## PROBLEM STATEMENT
Present every line of the listing below as a Markdown table with the columns Row and Line, numbering the rows and omitting blank lines.

## RECORDS FOR THIS EXERCISE
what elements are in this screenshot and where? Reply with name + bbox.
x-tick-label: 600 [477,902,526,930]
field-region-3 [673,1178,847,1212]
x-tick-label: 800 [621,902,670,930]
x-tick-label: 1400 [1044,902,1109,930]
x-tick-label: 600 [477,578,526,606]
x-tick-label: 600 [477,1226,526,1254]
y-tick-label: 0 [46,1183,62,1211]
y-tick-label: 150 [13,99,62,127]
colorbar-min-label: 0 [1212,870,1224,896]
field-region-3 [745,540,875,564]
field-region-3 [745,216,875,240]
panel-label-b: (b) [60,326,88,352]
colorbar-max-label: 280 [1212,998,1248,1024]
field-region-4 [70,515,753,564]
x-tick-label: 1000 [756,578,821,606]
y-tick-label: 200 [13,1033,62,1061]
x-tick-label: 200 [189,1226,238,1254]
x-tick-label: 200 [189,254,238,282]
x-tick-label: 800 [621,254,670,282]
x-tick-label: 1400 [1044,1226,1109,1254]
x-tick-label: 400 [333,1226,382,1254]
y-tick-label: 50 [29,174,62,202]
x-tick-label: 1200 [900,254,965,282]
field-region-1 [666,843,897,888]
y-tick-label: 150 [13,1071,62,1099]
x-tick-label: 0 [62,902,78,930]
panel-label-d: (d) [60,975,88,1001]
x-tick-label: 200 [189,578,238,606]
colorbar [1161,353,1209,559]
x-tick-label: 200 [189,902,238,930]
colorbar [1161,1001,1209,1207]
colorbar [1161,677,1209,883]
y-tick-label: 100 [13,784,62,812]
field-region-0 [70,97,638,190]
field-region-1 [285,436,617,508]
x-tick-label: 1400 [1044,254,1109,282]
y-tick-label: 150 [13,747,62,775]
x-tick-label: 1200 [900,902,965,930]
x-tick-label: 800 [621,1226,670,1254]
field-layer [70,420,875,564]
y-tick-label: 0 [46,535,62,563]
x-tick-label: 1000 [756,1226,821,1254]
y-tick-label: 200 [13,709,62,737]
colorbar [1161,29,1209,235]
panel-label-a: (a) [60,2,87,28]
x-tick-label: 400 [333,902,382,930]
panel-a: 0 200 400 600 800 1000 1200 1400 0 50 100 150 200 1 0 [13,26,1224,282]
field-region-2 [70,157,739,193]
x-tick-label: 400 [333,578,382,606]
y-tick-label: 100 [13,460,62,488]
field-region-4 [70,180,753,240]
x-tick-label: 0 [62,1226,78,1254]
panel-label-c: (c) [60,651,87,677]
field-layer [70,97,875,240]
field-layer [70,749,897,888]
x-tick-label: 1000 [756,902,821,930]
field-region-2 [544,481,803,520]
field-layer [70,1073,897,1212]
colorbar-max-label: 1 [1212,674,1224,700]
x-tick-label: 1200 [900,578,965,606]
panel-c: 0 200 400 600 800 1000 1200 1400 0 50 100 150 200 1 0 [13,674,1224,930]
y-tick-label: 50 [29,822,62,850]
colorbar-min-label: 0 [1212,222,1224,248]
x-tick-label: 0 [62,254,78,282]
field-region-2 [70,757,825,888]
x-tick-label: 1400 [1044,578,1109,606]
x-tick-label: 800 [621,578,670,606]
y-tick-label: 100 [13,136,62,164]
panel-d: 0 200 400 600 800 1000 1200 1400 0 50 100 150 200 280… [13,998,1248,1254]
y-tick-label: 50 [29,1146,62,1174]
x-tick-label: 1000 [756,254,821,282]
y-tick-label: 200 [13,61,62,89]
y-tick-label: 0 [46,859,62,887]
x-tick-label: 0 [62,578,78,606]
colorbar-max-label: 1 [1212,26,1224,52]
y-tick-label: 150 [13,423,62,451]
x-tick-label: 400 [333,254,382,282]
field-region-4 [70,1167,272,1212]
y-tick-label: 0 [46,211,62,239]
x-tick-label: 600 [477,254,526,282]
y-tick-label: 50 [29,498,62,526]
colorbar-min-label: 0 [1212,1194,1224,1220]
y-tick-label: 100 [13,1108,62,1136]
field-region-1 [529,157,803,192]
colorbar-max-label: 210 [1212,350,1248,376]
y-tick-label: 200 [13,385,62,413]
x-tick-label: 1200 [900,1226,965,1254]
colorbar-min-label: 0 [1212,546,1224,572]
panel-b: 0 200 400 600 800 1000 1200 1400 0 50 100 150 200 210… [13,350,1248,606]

## TASK RESPONSE
| Row | Line |
|---|---|
| 1 | what elements are in this screenshot and where? Reply with name + bbox. |
| 2 | x-tick-label: 600 [477,902,526,930] |
| 3 | field-region-3 [673,1178,847,1212] |
| 4 | x-tick-label: 800 [621,902,670,930] |
| 5 | x-tick-label: 1400 [1044,902,1109,930] |
| 6 | x-tick-label: 600 [477,578,526,606] |
| 7 | x-tick-label: 600 [477,1226,526,1254] |
| 8 | y-tick-label: 0 [46,1183,62,1211] |
| 9 | y-tick-label: 150 [13,99,62,127] |
| 10 | colorbar-min-label: 0 [1212,870,1224,896] |
| 11 | field-region-3 [745,540,875,564] |
| 12 | field-region-3 [745,216,875,240] |
| 13 | panel-label-b: (b) [60,326,88,352] |
| 14 | colorbar-max-label: 280 [1212,998,1248,1024] |
| 15 | field-region-4 [70,515,753,564] |
| 16 | x-tick-label: 1000 [756,578,821,606] |
| 17 | y-tick-label: 200 [13,1033,62,1061] |
| 18 | x-tick-label: 200 [189,1226,238,1254] |
| 19 | x-tick-label: 200 [189,254,238,282] |
| 20 | x-tick-label: 800 [621,254,670,282] |
| 21 | x-tick-label: 1400 [1044,1226,1109,1254] |
| 22 | x-tick-label: 400 [333,1226,382,1254] |
| 23 | y-tick-label: 50 [29,174,62,202] |
| 24 | x-tick-label: 1200 [900,254,965,282] |
| 25 | field-region-1 [666,843,897,888] |
| 26 | y-tick-label: 150 [13,1071,62,1099] |
| 27 | x-tick-label: 0 [62,902,78,930] |
| 28 | panel-label-d: (d) [60,975,88,1001] |
| 29 | x-tick-label: 200 [189,578,238,606] |
| 30 | colorbar [1161,353,1209,559] |
| 31 | x-tick-label: 200 [189,902,238,930] |
| 32 | colorbar [1161,1001,1209,1207] |
| 33 | colorbar [1161,677,1209,883] |
| 34 | y-tick-label: 100 [13,784,62,812] |
| 35 | field-region-0 [70,97,638,190] |
| 36 | field-region-1 [285,436,617,508] |
| 37 | x-tick-label: 1400 [1044,254,1109,282] |
| 38 | y-tick-label: 150 [13,747,62,775] |
| 39 | x-tick-label: 1200 [900,902,965,930] |
| 40 | x-tick-label: 800 [621,1226,670,1254] |
| 41 | field-layer [70,420,875,564] |
| 42 | y-tick-label: 0 [46,535,62,563] |
| 43 | x-tick-label: 1000 [756,1226,821,1254] |
| 44 | y-tick-label: 200 [13,709,62,737] |
| 45 | colorbar [1161,29,1209,235] |
| 46 | panel-label-a: (a) [60,2,87,28] |
| 47 | x-tick-label: 400 [333,902,382,930] |
| 48 | panel-a: 0 200 400 600 800 1000 1200 1400 0 50 100 150 200 1 0 [13,26,1224,282] |
| 49 | field-region-2 [70,157,739,193] |
| 50 | x-tick-label: 400 [333,578,382,606] |
| 51 | y-tick-label: 100 [13,460,62,488] |
| 52 | field-region-4 [70,180,753,240] |
| 53 | x-tick-label: 0 [62,1226,78,1254] |
| 54 | panel-label-c: (c) [60,651,87,677] |
| 55 | field-layer [70,97,875,240] |
| 56 | field-layer [70,749,897,888] |
| 57 | x-tick-label: 1000 [756,902,821,930] |
| 58 | field-region-2 [544,481,803,520] |
| 59 | field-layer [70,1073,897,1212] |
| 60 | colorbar-max-label: 1 [1212,674,1224,700] |
| 61 | x-tick-label: 1200 [900,578,965,606] |
| 62 | panel-c: 0 200 400 600 800 1000 1200 1400 0 50 100 150 200 1 0 [13,674,1224,930] |
| 63 | y-tick-label: 50 [29,822,62,850] |
| 64 | colorbar-min-label: 0 [1212,222,1224,248] |
| 65 | x-tick-label: 0 [62,254,78,282] |
| 66 | field-region-2 [70,757,825,888] |
| 67 | x-tick-label: 1400 [1044,578,1109,606] |
| 68 | x-tick-label: 800 [621,578,670,606] |
| 69 | y-tick-label: 100 [13,136,62,164] |
| 70 | panel-d: 0 200 400 600 800 1000 1200 1400 0 50 100 150 200 280… [13,998,1248,1254] |
| 71 | y-tick-label: 50 [29,1146,62,1174] |
| 72 | x-tick-label: 1000 [756,254,821,282] |
| 73 | y-tick-label: 200 [13,61,62,89] |
| 74 | y-tick-label: 0 [46,859,62,887] |
| 75 | x-tick-label: 0 [62,578,78,606] |
| 76 | colorbar-max-label: 1 [1212,26,1224,52] |
| 77 | y-tick-label: 150 [13,423,62,451] |
| 78 | x-tick-label: 400 [333,254,382,282] |
| 79 | field-region-4 [70,1167,272,1212] |
| 80 | y-tick-label: 0 [46,211,62,239] |
| 81 | x-tick-label: 600 [477,254,526,282] |
| 82 | y-tick-label: 50 [29,498,62,526] |
| 83 | colorbar-min-label: 0 [1212,1194,1224,1220] |
| 84 | y-tick-label: 100 [13,1108,62,1136] |
| 85 | field-region-1 [529,157,803,192] |
| 86 | colorbar-max-label: 210 [1212,350,1248,376] |
| 87 | y-tick-label: 200 [13,385,62,413] |
| 88 | x-tick-label: 1200 [900,1226,965,1254] |
| 89 | colorbar-min-label: 0 [1212,546,1224,572] |
| 90 | panel-b: 0 200 400 600 800 1000 1200 1400 0 50 100 150 200 210… [13,350,1248,606] |